═════ Supplied data ═════

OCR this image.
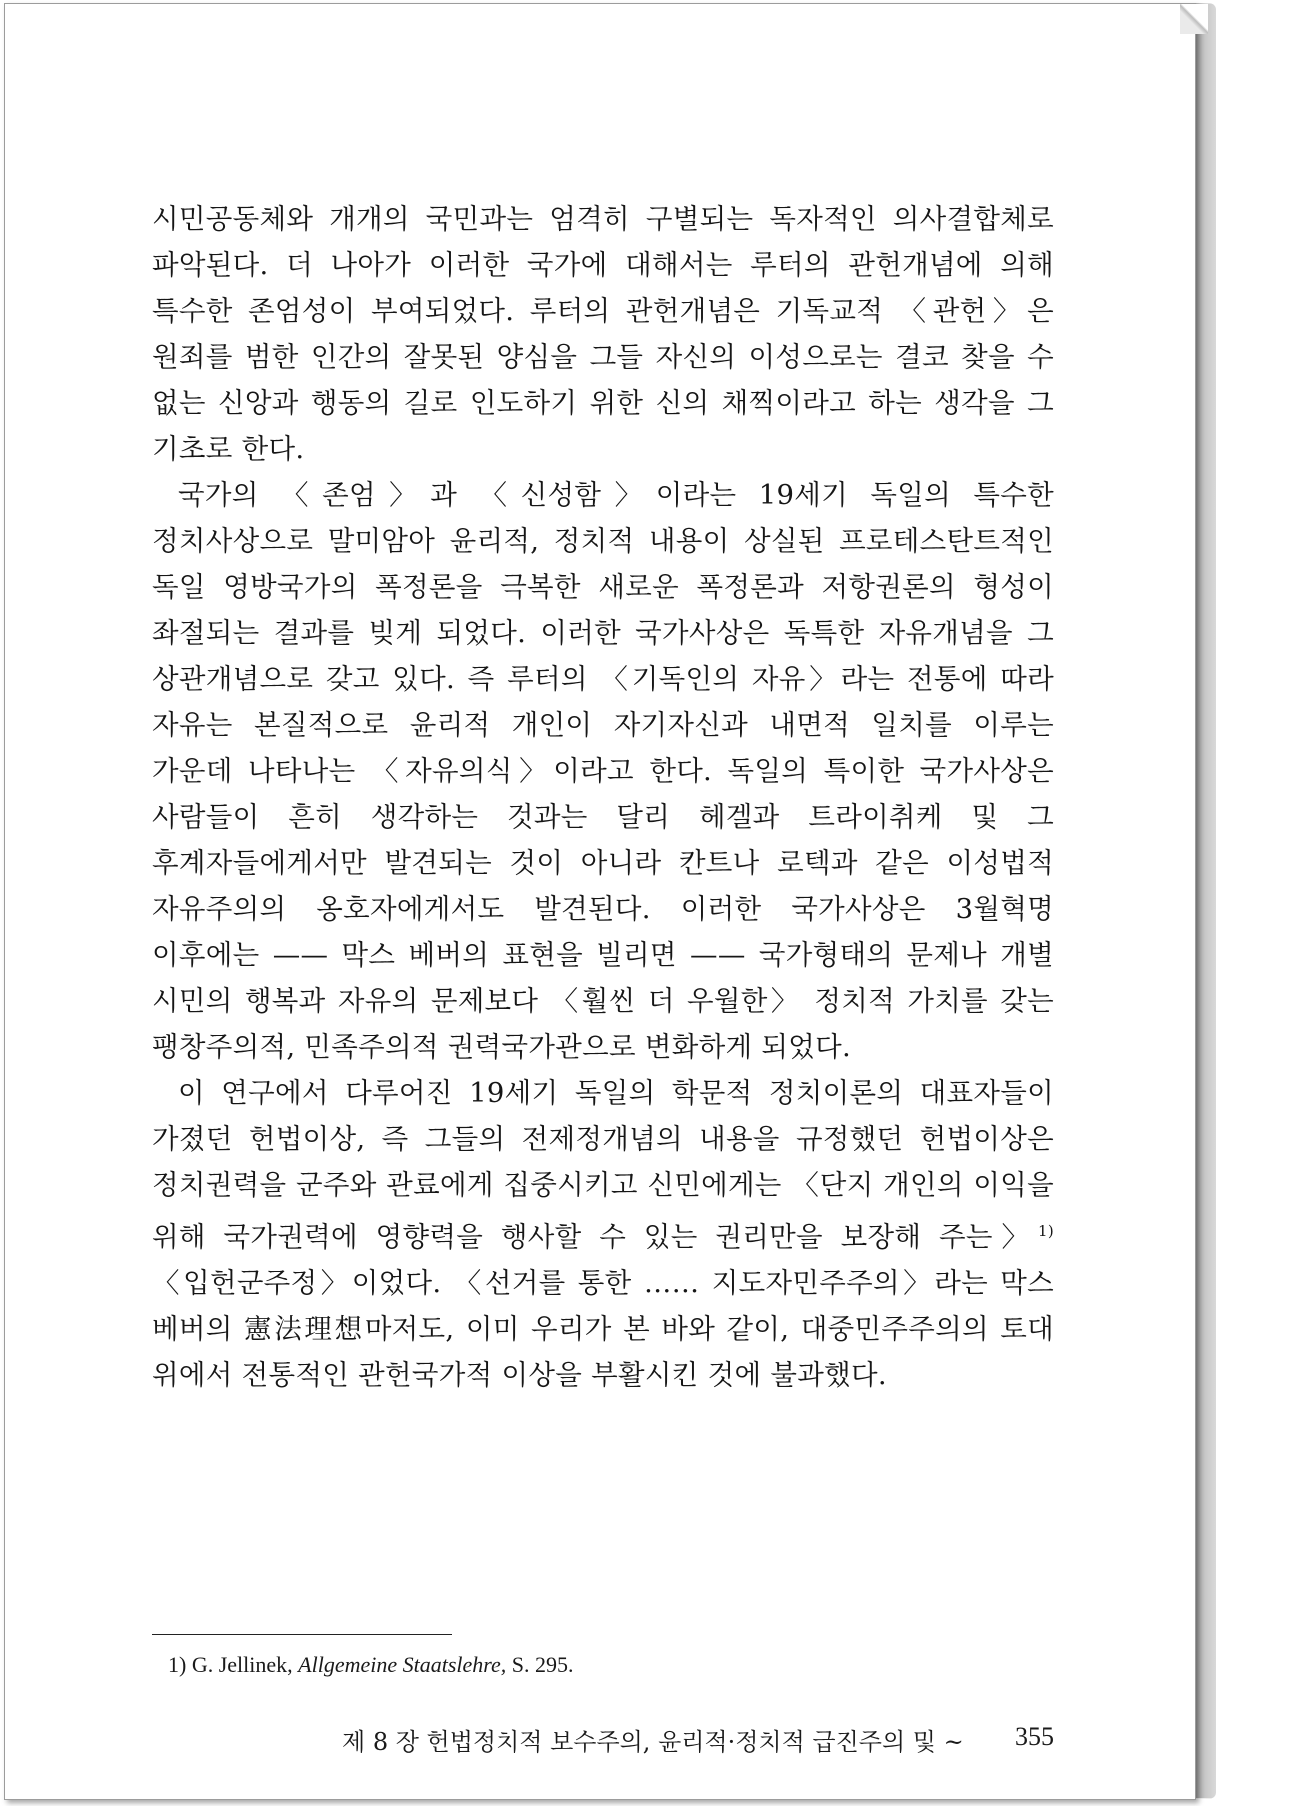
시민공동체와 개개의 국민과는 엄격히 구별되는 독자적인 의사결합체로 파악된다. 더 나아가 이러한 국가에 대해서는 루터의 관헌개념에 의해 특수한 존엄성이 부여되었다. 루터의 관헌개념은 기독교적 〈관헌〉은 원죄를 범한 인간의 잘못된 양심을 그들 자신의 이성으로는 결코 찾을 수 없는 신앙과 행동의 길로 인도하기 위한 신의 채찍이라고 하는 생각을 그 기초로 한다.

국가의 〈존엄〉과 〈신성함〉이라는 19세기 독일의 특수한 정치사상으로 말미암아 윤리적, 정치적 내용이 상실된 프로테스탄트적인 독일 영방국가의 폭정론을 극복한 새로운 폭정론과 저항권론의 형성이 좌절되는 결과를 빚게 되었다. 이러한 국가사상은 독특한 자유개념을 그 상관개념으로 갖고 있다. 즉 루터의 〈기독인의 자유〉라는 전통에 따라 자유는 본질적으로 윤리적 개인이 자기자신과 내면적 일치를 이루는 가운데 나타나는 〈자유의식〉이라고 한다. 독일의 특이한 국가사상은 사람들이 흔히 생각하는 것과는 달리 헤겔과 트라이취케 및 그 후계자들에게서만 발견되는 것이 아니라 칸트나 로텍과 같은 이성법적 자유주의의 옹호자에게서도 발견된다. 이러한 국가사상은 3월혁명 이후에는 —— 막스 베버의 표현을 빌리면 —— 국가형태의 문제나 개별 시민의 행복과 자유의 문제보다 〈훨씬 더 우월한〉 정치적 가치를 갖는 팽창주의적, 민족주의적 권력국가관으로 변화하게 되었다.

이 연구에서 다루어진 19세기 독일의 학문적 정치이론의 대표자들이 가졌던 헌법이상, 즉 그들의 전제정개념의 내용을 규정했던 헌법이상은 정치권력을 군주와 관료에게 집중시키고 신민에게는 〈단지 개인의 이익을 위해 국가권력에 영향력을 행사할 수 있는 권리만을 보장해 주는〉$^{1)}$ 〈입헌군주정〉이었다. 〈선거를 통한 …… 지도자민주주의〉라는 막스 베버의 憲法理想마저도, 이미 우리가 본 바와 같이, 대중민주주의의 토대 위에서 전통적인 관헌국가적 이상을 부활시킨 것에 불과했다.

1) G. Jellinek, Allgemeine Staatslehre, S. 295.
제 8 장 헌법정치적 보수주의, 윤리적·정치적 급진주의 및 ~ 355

═════
═════ Supplied data ═════

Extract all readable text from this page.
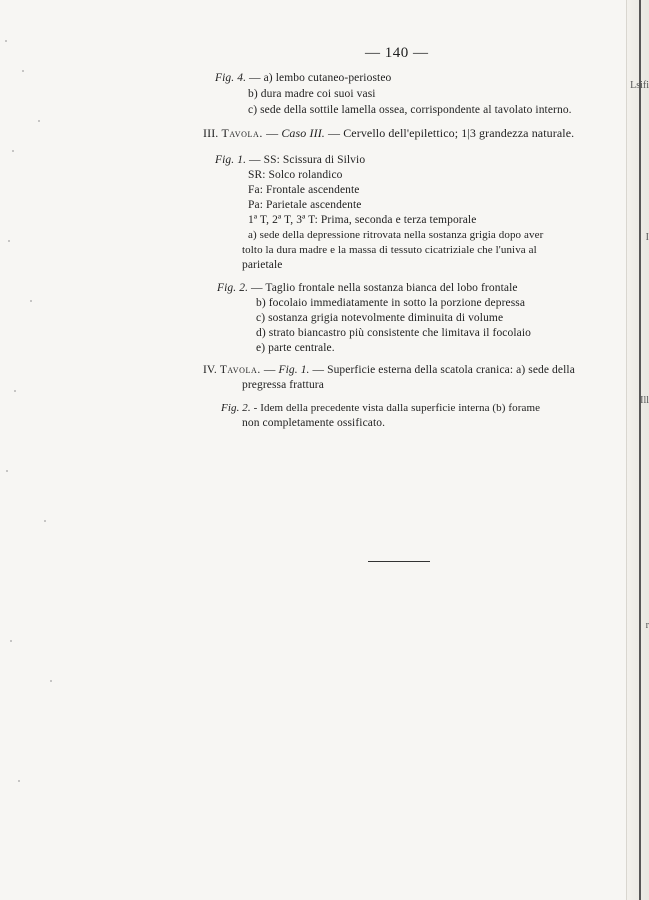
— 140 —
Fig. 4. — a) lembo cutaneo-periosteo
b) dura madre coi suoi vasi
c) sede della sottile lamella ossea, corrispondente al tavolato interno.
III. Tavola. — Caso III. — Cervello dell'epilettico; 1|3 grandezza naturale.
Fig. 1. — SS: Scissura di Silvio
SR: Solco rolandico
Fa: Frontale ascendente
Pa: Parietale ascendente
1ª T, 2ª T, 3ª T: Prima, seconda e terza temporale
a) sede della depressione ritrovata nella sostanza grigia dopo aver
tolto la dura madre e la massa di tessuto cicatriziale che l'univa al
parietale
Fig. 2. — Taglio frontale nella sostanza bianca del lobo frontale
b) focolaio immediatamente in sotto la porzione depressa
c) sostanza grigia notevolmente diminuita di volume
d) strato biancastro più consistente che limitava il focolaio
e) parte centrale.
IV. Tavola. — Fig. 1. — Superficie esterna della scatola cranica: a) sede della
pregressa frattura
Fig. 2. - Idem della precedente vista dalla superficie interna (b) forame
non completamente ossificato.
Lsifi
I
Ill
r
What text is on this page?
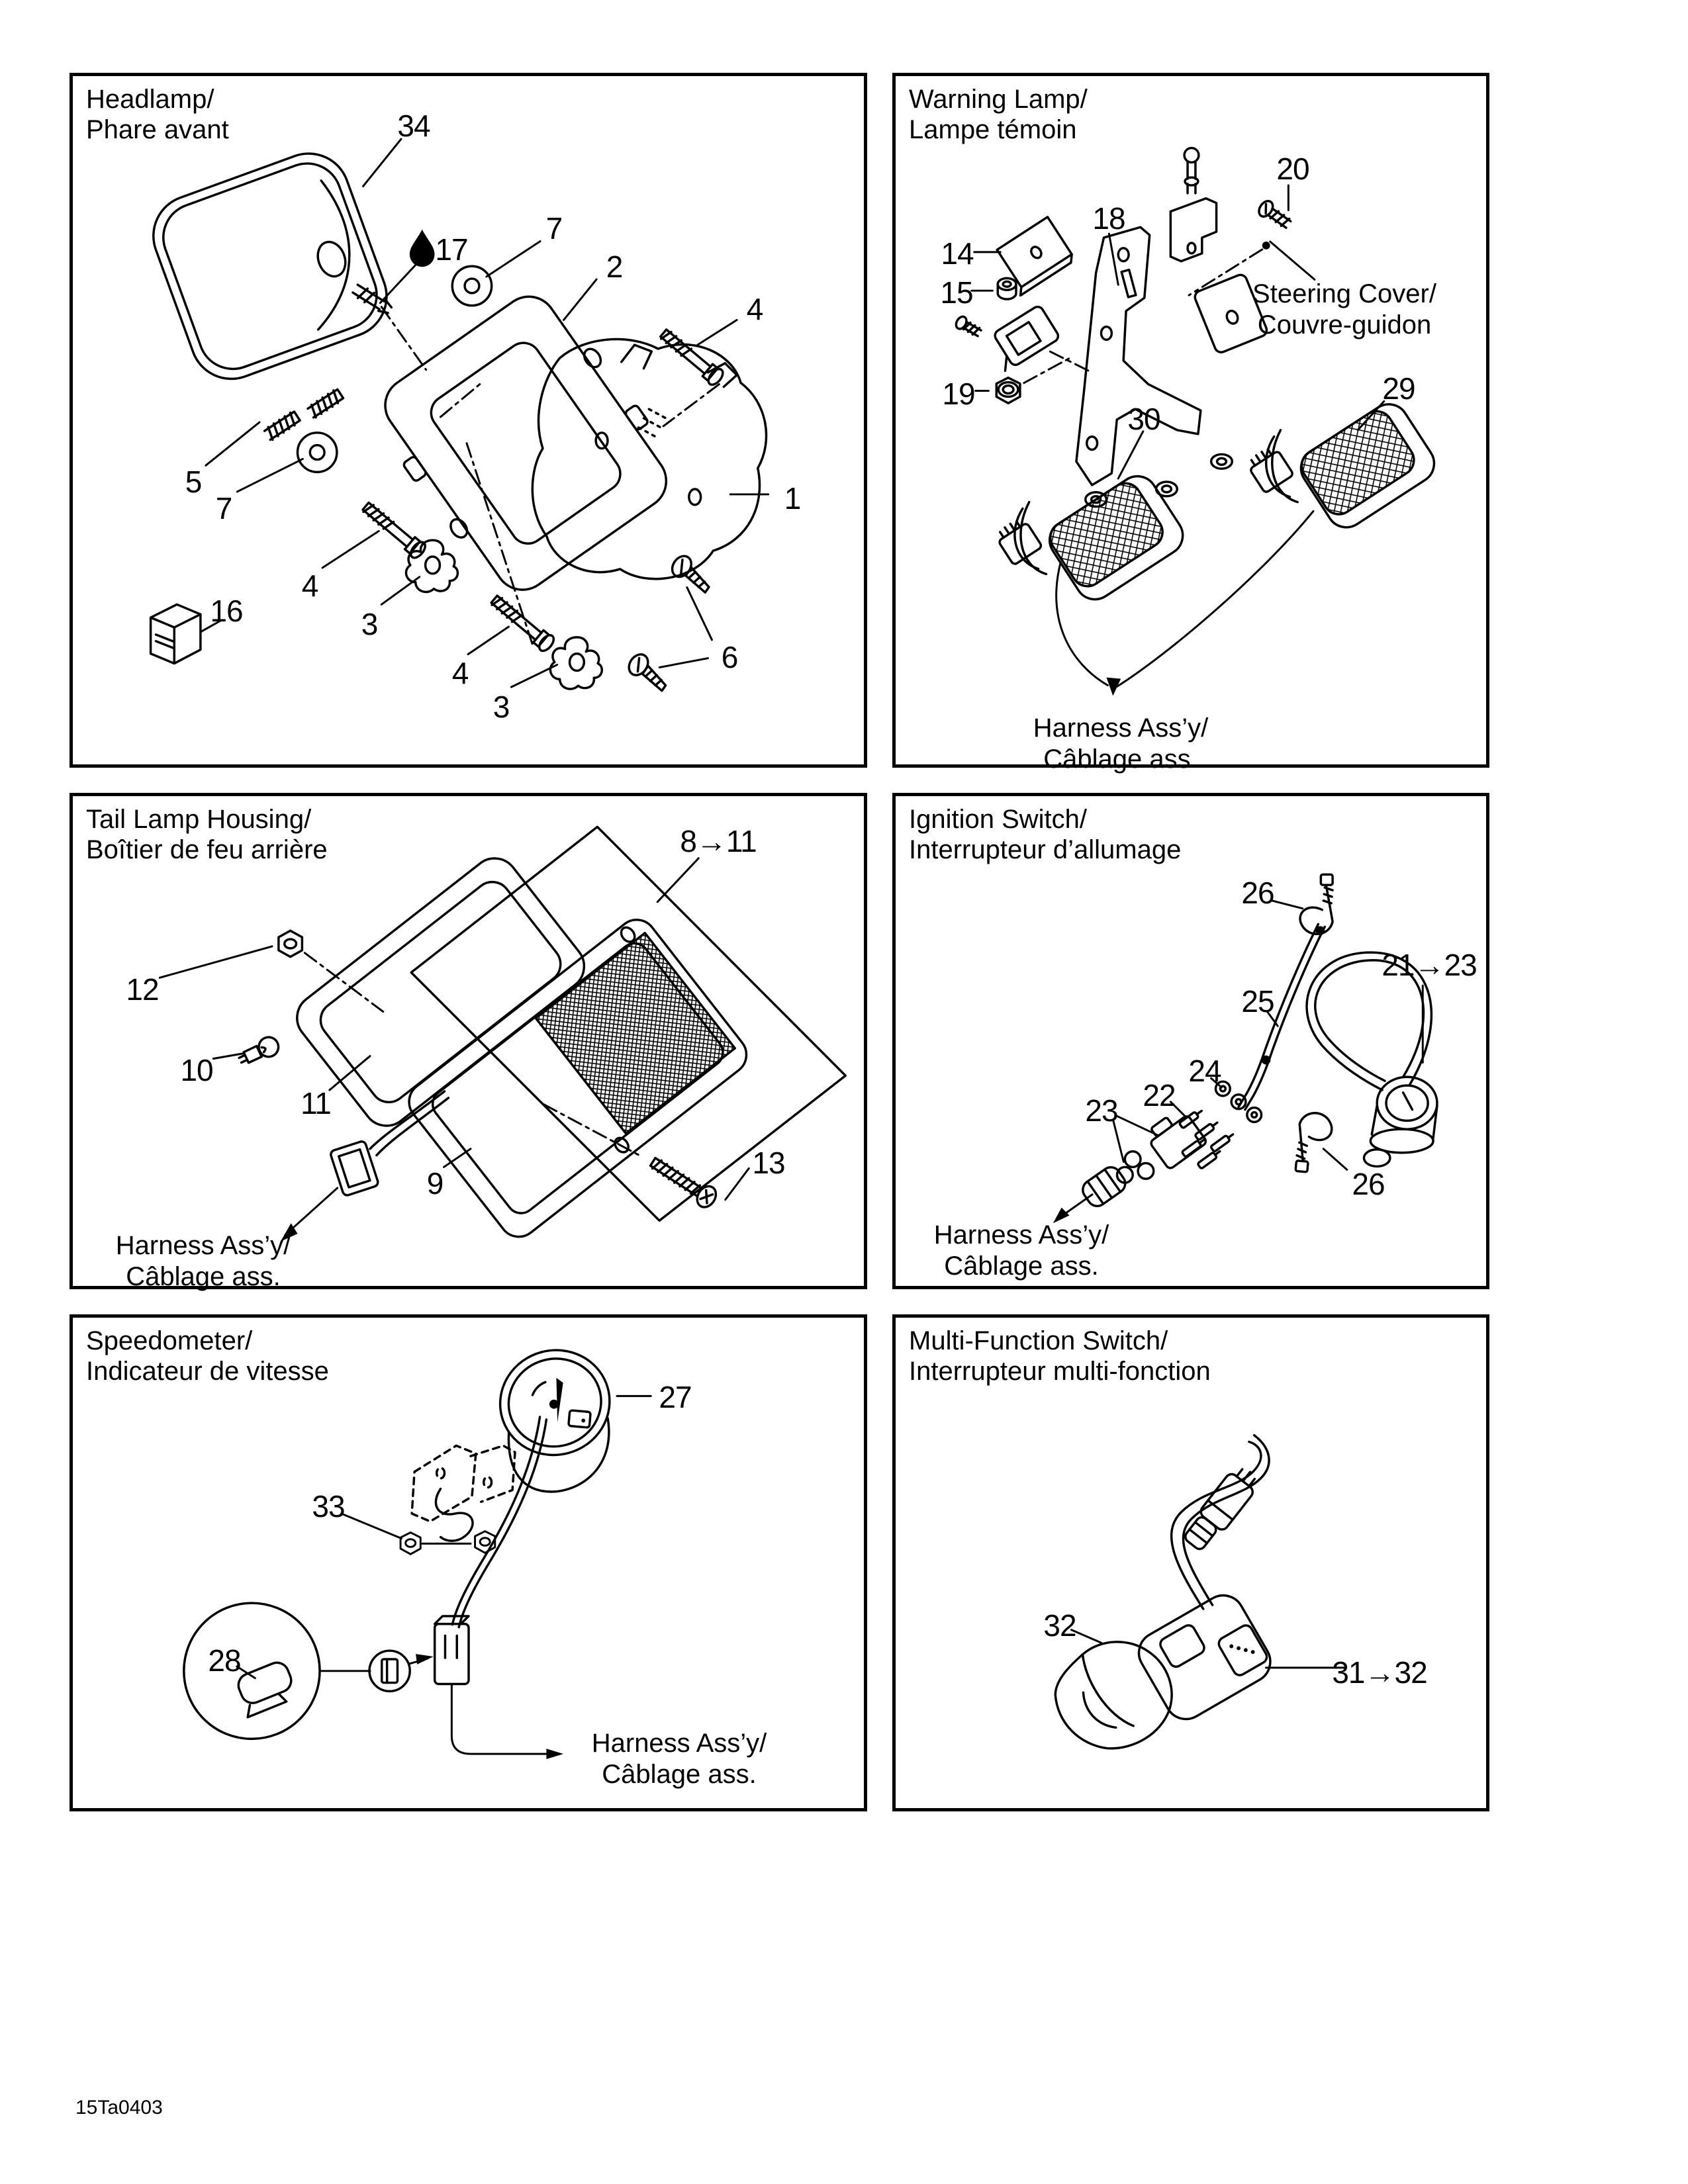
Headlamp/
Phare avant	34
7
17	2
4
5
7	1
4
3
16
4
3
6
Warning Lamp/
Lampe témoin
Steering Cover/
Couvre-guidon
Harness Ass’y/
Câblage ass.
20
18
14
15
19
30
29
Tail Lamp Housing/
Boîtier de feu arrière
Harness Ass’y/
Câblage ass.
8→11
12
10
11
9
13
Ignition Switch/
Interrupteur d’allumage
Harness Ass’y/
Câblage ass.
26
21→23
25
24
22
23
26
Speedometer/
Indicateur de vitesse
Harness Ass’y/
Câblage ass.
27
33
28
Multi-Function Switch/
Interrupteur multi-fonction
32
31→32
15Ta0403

═════

— Problem details —
Look for lines containing the string "this" and copy them all.

— The answer —
OCR this image.
Extract all readable text from this page.
What text is on this page?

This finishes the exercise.